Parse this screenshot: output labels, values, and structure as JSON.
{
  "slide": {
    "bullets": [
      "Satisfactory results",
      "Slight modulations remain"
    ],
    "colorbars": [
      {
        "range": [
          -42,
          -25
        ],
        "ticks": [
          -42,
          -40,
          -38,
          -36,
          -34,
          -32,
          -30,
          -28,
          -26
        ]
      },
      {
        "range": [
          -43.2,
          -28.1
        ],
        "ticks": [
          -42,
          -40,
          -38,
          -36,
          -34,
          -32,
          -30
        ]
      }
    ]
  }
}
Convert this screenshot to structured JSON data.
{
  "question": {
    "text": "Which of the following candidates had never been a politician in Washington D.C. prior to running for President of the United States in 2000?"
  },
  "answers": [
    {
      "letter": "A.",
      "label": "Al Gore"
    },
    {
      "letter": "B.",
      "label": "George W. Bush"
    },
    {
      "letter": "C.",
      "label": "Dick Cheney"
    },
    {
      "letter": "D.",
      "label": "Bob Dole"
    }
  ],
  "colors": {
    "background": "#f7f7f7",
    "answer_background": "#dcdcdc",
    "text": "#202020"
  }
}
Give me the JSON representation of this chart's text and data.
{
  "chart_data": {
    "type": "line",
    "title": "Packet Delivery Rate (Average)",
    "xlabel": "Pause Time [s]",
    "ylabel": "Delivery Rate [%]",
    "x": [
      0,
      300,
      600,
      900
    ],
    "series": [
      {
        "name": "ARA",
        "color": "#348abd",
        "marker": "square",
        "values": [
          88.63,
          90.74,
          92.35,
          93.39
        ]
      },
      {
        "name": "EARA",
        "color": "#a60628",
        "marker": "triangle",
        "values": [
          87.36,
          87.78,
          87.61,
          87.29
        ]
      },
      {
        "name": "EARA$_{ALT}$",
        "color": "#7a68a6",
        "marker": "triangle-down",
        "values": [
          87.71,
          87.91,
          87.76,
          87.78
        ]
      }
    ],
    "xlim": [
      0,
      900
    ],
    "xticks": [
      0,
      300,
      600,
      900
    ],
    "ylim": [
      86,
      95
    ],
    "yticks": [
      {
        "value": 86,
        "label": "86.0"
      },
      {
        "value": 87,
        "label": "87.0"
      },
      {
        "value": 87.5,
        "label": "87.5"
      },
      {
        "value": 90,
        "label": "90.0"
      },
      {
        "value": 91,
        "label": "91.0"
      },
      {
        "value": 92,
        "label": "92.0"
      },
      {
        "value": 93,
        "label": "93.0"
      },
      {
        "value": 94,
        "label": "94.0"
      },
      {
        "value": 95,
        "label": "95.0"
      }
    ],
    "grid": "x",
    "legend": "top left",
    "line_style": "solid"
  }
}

• • •

§ **SHORT TASK**
Extract each record, keeping it identical to the original.

§ **ANSWER TO THIS TASK**
Parse this screenshot: output labels, values, and structure as JSON.
{
  "slide": {
    "bullets": [
      "Satisfactory results",
      "Slight modulations remain"
    ],
    "colorbars": [
      {
        "range": [
          -42,
          -25
        ],
        "ticks": [
          -42,
          -40,
          -38,
          -36,
          -34,
          -32,
          -30,
          -28,
          -26
        ]
      },
      {
        "range": [
          -43.2,
          -28.1
        ],
        "ticks": [
          -42,
          -40,
          -38,
          -36,
          -34,
          -32,
          -30
        ]
      }
    ]
  }
}
Convert this screenshot to structured JSON data.
{
  "question": {
    "text": "Which of the following candidates had never been a politician in Washington D.C. prior to running for President of the United States in 2000?"
  },
  "answers": [
    {
      "letter": "A.",
      "label": "Al Gore"
    },
    {
      "letter": "B.",
      "label": "George W. Bush"
    },
    {
      "letter": "C.",
      "label": "Dick Cheney"
    },
    {
      "letter": "D.",
      "label": "Bob Dole"
    }
  ],
  "colors": {
    "background": "#f7f7f7",
    "answer_background": "#dcdcdc",
    "text": "#202020"
  }
}
Give me the JSON representation of this chart's text and data.
{
  "chart_data": {
    "type": "line",
    "title": "Packet Delivery Rate (Average)",
    "xlabel": "Pause Time [s]",
    "ylabel": "Delivery Rate [%]",
    "x": [
      0,
      300,
      600,
      900
    ],
    "series": [
      {
        "name": "ARA",
        "color": "#348abd",
        "marker": "square",
        "values": [
          88.63,
          90.74,
          92.35,
          93.39
        ]
      },
      {
        "name": "EARA",
        "color": "#a60628",
        "marker": "triangle",
        "values": [
          87.36,
          87.78,
          87.61,
          87.29
        ]
      },
      {
        "name": "EARA$_{ALT}$",
        "color": "#7a68a6",
        "marker": "triangle-down",
        "values": [
          87.71,
          87.91,
          87.76,
          87.78
        ]
      }
    ],
    "xlim": [
      0,
      900
    ],
    "xticks": [
      0,
      300,
      600,
      900
    ],
    "ylim": [
      86,
      95
    ],
    "yticks": [
      {
        "value": 86,
        "label": "86.0"
      },
      {
        "value": 87,
        "label": "87.0"
      },
      {
        "value": 87.5,
        "label": "87.5"
      },
      {
        "value": 90,
        "label": "90.0"
      },
      {
        "value": 91,
        "label": "91.0"
      },
      {
        "value": 92,
        "label": "92.0"
      },
      {
        "value": 93,
        "label": "93.0"
      },
      {
        "value": 94,
        "label": "94.0"
      },
      {
        "value": 95,
        "label": "95.0"
      }
    ],
    "grid": "x",
    "legend": "top left",
    "line_style": "solid"
  }
}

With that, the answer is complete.